Written instruction »
Copy each line in the data that includes the word "リモート勤務が導入されて以降".

[START Exercise inputs]

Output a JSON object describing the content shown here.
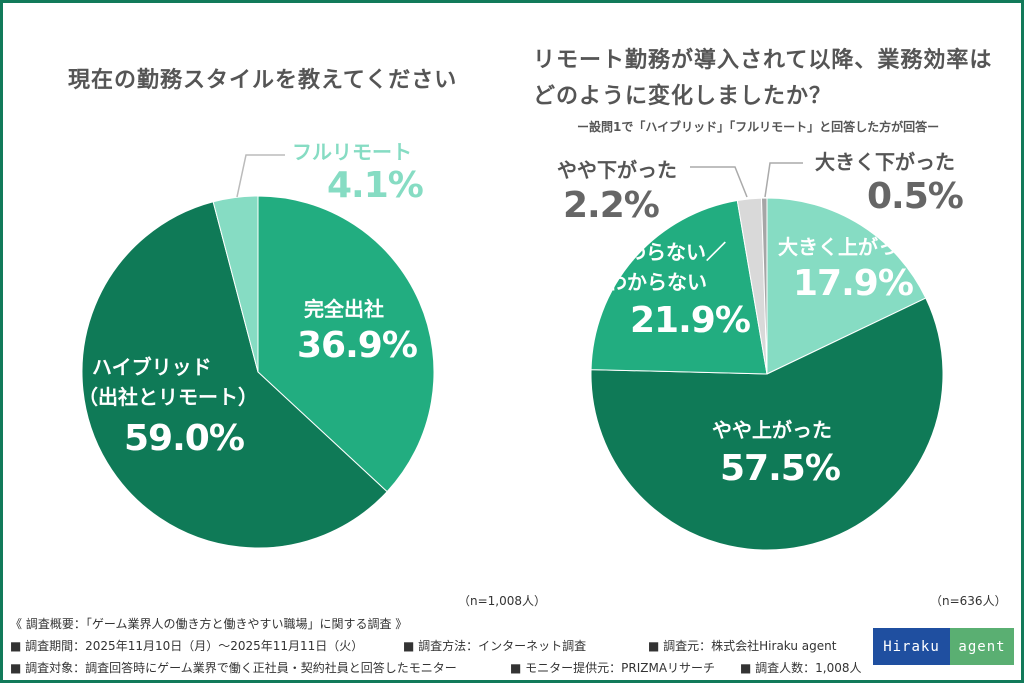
{
  "chart_data": [
    {
      "type": "pie",
      "title": "現在の勤務スタイルを教えてください",
      "note": "(n=1,008人)",
      "categories": [
        "完全出社",
        "ハイブリッド（出社とリモート）",
        "フルリモート"
      ],
      "values": [
        36.9,
        59.0,
        4.1
      ],
      "labels": [
        "36.9%",
        "59.0%",
        "4.1%"
      ],
      "colors": [
        "#22ad80",
        "#0f7a57",
        "#86dcc3"
      ],
      "start": "top",
      "direction": "clockwise"
    },
    {
      "type": "pie",
      "title": "リモート勤務が導入されて以降、業務効率はどのように変化しましたか？",
      "subtitle": "ー設問1で「ハイブリッド」「フルリモート」と回答した方が回答ー",
      "note": "(n=636人)",
      "categories": [
        "大きく上がった",
        "やや上がった",
        "変わらない／わからない",
        "やや下がった",
        "大きく下がった"
      ],
      "values": [
        17.9,
        57.5,
        21.9,
        2.2,
        0.5
      ],
      "labels": [
        "17.9%",
        "57.5%",
        "21.9%",
        "2.2%",
        "0.5%"
      ],
      "colors": [
        "#86dcc3",
        "#0f7a57",
        "#22ad80",
        "#d9d9d9",
        "#a6a6a6"
      ],
      "start": "top",
      "direction": "clockwise"
    }
  ],
  "left": {
    "title": "現在の勤務スタイルを教えてください",
    "n": "（n=1,008人）",
    "l_full": "完全出社",
    "l_hybrid1": "ハイブリッド",
    "l_hybrid2": "（出社とリモート）",
    "l_remote": "フルリモート"
  },
  "right": {
    "title1": "リモート勤務が導入されて以降、業務効率は",
    "title2": "どのように変化しましたか？",
    "subtitle": "ー設問1で「ハイブリッド」「フルリモート」と回答した方が回答ー",
    "n": "（n=636人）",
    "l_bigup": "大きく上がった",
    "l_up": "やや上がった",
    "l_same1": "変わらない／",
    "l_same2": "わからない",
    "l_down": "やや下がった",
    "l_bigdown": "大きく下がった"
  },
  "footer": {
    "line1": "《 調査概要：「ゲーム業界人の働き方と働きやすい職場」に関する調査 》",
    "period": "■ 調査期間：2025年11月10日（月）～2025年11月11日（火）",
    "method": "■ 調査方法：インターネット調査",
    "source": "■ 調査元：株式会社Hiraku agent",
    "target": "■ 調査対象：調査回答時にゲーム業界で働く正社員・契約社員と回答したモニター",
    "provider": "■ モニター提供元：PRIZMAリサーチ",
    "count": "■ 調査人数：1,008人"
  },
  "logo": {
    "part1": "Hiraku",
    "part2": "agent",
    "color1": "#1f4fa0",
    "color2": "#5aaf72"
  }
}
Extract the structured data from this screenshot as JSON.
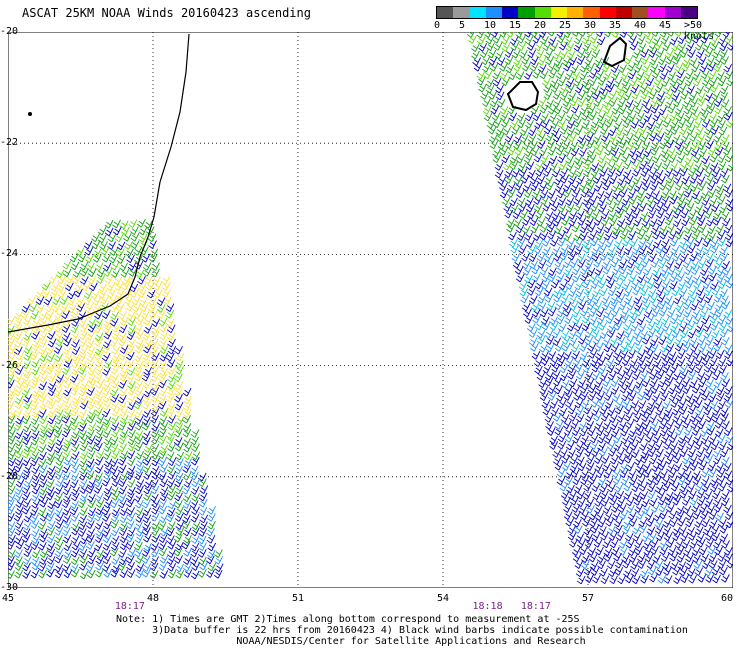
{
  "title": "ASCAT 25KM NOAA Winds 20160423 ascending",
  "legend": {
    "labels": [
      "0",
      "5",
      "10",
      "15",
      "20",
      "25",
      "30",
      "35",
      "40",
      "45",
      ">50 knots"
    ],
    "colors": [
      "#555555",
      "#9a9a9a",
      "#00e5ff",
      "#1e8fff",
      "#0000c8",
      "#00a000",
      "#55dd00",
      "#f5f000",
      "#ffb000",
      "#ff5f00",
      "#ff0000",
      "#c00000",
      "#a05020",
      "#ff00ff",
      "#a000d0",
      "#4b0082"
    ]
  },
  "map": {
    "lat_labels": [
      "-20",
      "-22",
      "-24",
      "-26",
      "-28",
      "-30"
    ],
    "lat_values": [
      -20,
      -22,
      -24,
      -26,
      -28,
      -30
    ],
    "lon_labels": [
      "45",
      "48",
      "51",
      "54",
      "57",
      "60"
    ],
    "lon_values": [
      45,
      48,
      51,
      54,
      57,
      60
    ],
    "extent": {
      "lon_min": 45,
      "lon_max": 60,
      "lat_min": -30,
      "lat_max": -20
    },
    "times": [
      {
        "text": "18:17",
        "lon": 47.5
      },
      {
        "text": "18:18",
        "lon": 54.9
      },
      {
        "text": "18:17",
        "lon": 55.9
      }
    ]
  },
  "notes": {
    "line1": "Note: 1) Times are GMT 2)Times along bottom correspond to measurement at -25S",
    "line2": "      3)Data buffer is 22 hrs from 20160423 4) Black wind barbs indicate possible contamination",
    "line3": "                    NOAA/NESDIS/Center for Satellite Applications and Research"
  }
}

[END Exercise inputs]

Written response »
      "title": "リモート勤務が導入されて以降、業務効率はどのように変化しましたか？",
    "title1": "リモート勤務が導入されて以降、業務効率は",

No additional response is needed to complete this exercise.